-- start of DATA IN THIS EXERCISE --
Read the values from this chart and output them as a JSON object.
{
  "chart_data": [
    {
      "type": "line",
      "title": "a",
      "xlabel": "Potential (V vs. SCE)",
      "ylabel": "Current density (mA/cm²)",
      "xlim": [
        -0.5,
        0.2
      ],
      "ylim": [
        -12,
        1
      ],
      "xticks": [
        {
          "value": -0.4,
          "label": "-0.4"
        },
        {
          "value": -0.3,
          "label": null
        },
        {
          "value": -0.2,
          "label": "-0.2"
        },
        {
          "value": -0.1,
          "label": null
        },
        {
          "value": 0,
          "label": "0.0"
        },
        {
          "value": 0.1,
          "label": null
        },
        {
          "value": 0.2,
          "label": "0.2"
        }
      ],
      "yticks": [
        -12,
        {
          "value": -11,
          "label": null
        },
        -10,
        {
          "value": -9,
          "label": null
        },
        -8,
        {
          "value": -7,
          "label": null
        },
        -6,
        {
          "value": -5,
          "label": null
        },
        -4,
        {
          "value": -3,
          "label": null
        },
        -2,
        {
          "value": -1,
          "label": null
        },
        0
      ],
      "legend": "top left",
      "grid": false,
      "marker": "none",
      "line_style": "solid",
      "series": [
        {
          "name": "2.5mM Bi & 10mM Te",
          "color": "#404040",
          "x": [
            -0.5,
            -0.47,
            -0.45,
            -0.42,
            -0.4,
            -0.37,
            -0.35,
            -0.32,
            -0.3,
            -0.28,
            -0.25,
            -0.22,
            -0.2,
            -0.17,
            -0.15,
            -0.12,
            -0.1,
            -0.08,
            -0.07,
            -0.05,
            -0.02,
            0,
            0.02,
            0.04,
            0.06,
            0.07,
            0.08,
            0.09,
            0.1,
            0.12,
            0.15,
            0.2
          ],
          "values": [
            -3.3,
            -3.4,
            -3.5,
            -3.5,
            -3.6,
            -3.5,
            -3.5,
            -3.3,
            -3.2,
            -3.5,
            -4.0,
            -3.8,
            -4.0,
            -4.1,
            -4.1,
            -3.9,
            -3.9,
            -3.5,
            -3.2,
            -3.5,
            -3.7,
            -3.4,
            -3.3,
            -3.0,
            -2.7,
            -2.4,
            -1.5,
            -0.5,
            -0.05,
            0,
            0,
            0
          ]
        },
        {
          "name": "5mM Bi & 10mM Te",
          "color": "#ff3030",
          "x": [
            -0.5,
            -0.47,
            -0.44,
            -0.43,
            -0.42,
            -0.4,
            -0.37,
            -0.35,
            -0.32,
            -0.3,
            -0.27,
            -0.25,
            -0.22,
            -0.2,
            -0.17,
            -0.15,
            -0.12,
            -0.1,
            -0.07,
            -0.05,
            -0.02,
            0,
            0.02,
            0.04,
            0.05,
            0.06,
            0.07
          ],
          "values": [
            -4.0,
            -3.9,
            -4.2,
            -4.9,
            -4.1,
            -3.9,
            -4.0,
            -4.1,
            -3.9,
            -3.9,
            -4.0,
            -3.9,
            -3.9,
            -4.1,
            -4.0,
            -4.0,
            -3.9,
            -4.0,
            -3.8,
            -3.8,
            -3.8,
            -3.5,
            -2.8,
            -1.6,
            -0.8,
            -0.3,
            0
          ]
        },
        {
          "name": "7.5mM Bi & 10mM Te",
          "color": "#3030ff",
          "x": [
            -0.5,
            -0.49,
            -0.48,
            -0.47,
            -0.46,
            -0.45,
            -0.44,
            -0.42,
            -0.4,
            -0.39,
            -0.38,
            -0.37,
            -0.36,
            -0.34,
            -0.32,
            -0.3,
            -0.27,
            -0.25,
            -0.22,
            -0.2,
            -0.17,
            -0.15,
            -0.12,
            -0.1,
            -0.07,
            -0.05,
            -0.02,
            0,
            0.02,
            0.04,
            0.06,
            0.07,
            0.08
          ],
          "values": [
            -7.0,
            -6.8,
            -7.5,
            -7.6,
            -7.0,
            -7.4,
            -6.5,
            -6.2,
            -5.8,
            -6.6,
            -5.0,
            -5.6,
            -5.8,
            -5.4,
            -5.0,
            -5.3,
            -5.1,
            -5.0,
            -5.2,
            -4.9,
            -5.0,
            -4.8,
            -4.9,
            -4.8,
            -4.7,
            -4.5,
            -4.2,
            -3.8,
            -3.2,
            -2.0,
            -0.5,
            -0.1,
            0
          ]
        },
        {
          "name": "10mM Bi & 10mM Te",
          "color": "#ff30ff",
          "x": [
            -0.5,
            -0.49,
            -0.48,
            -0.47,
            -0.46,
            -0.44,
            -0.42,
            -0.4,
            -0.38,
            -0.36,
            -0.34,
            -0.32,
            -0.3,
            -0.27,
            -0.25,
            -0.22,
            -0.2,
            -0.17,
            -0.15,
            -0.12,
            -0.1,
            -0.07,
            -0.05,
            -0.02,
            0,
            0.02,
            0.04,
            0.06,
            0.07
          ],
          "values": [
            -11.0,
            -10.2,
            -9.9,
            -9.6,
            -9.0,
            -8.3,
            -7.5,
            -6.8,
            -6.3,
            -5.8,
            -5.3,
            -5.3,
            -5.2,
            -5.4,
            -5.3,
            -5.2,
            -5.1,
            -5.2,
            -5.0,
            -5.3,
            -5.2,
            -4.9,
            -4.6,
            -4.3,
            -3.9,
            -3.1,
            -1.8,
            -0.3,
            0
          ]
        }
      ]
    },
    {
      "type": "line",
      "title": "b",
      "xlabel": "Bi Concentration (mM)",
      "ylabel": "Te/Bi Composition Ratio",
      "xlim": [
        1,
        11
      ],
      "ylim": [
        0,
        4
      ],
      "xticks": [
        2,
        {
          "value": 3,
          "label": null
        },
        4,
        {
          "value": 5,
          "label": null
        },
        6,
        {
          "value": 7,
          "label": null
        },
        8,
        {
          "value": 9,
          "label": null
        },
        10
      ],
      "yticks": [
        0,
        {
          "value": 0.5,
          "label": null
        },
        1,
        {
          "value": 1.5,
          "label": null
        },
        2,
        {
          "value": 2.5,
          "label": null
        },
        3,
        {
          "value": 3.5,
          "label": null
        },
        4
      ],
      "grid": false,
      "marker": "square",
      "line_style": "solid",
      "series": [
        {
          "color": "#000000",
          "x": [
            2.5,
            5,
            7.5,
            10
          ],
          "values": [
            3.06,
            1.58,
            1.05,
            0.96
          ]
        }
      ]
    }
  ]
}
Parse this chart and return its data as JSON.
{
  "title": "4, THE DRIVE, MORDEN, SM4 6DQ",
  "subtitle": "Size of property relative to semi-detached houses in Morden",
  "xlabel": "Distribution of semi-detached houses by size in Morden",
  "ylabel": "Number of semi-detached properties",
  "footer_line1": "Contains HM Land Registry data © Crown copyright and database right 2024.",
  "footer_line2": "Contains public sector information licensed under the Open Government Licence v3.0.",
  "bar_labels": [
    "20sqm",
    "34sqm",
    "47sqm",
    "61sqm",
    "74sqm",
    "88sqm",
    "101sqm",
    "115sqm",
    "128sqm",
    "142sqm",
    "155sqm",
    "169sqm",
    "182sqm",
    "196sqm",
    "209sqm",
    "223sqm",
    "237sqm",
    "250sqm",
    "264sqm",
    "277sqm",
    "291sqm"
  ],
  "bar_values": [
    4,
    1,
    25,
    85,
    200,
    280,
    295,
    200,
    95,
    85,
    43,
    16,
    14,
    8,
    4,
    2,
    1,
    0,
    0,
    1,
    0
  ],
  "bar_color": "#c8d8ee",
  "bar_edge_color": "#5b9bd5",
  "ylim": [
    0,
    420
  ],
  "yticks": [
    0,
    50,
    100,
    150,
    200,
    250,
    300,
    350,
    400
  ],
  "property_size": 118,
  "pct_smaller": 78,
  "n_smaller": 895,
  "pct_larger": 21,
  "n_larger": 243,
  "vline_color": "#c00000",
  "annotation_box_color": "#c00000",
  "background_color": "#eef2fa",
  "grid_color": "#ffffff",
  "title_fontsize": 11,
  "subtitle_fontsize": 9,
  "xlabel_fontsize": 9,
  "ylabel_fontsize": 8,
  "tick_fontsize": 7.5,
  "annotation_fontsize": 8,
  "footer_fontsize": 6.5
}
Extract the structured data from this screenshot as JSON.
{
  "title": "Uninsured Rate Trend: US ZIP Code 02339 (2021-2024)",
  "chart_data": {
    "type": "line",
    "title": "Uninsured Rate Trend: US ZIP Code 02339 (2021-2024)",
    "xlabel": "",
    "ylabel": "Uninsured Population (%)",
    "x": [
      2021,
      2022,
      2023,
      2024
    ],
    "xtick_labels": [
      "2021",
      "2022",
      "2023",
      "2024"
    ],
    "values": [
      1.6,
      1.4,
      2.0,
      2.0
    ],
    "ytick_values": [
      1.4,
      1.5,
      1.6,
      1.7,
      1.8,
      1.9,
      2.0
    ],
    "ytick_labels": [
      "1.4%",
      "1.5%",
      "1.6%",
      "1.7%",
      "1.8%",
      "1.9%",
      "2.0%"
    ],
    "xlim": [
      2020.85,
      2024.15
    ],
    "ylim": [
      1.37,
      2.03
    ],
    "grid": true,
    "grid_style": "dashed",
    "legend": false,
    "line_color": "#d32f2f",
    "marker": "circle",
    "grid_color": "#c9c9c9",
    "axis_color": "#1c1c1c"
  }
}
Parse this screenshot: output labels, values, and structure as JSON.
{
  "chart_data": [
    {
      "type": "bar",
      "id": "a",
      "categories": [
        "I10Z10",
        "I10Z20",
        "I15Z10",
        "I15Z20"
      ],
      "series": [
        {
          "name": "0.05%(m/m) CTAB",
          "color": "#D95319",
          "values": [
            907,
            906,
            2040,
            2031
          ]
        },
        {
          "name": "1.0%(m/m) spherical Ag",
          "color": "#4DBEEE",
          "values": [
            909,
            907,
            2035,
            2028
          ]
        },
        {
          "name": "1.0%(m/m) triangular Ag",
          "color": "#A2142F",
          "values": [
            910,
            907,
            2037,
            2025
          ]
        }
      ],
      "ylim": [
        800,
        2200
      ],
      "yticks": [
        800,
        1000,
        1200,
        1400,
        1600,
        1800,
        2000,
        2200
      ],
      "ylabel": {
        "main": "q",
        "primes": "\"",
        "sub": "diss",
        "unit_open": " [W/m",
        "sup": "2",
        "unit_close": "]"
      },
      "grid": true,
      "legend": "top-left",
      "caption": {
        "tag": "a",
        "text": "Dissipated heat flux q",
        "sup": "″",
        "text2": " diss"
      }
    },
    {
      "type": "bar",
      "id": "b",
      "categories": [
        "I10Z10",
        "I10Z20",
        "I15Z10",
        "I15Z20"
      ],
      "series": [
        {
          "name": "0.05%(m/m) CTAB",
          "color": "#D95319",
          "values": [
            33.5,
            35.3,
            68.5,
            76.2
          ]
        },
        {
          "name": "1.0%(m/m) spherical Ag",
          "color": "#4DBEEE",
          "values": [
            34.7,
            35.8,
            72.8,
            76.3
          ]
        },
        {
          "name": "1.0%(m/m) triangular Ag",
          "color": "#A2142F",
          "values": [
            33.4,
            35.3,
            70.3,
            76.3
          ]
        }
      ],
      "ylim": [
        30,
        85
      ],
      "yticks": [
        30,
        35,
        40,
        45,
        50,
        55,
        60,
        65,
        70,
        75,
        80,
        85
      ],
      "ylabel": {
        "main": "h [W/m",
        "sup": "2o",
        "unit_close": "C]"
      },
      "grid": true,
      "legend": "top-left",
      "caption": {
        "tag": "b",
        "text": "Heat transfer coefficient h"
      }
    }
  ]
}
-- end of DATA IN THIS EXERCISE --
WRITTEN REQUEST: Copy every line of the listing that contains the word "detached".

EXERCISE ANSWER:
  "subtitle": "Size of property relative to semi-detached houses in Morden",
  "xlabel": "Distribution of semi-detached houses by size in Morden",
  "ylabel": "Number of semi-detached properties",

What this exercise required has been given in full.